→ Exercise brief
Determine how many lines contain the string "педагогических". Reply with that figure and nothing else.
— begin Supplied data —
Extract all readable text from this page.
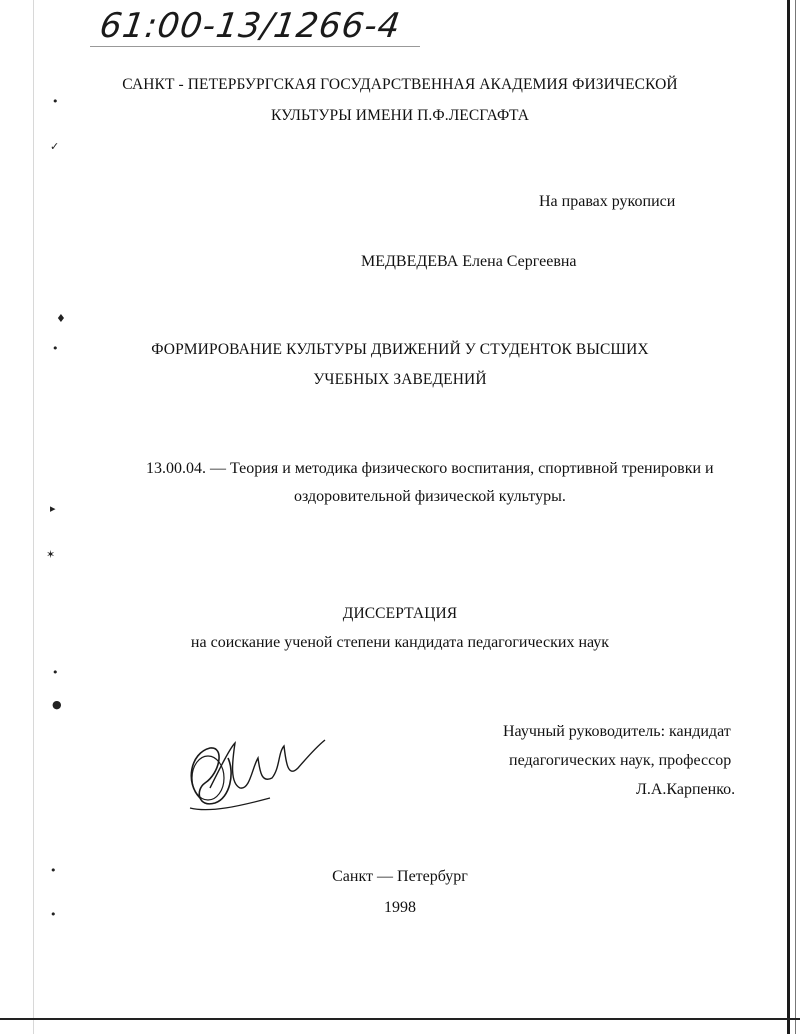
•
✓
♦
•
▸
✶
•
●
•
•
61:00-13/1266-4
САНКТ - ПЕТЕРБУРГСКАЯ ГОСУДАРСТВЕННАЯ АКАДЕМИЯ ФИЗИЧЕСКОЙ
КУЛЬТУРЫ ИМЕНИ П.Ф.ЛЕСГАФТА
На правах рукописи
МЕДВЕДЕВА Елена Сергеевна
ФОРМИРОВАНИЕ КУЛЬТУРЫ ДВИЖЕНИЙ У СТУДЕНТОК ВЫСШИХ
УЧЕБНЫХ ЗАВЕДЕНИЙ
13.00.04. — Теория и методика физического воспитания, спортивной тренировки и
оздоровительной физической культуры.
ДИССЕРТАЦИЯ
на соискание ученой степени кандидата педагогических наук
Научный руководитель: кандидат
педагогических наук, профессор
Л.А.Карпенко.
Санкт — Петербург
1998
— end Supplied data —
→ Result for this task
2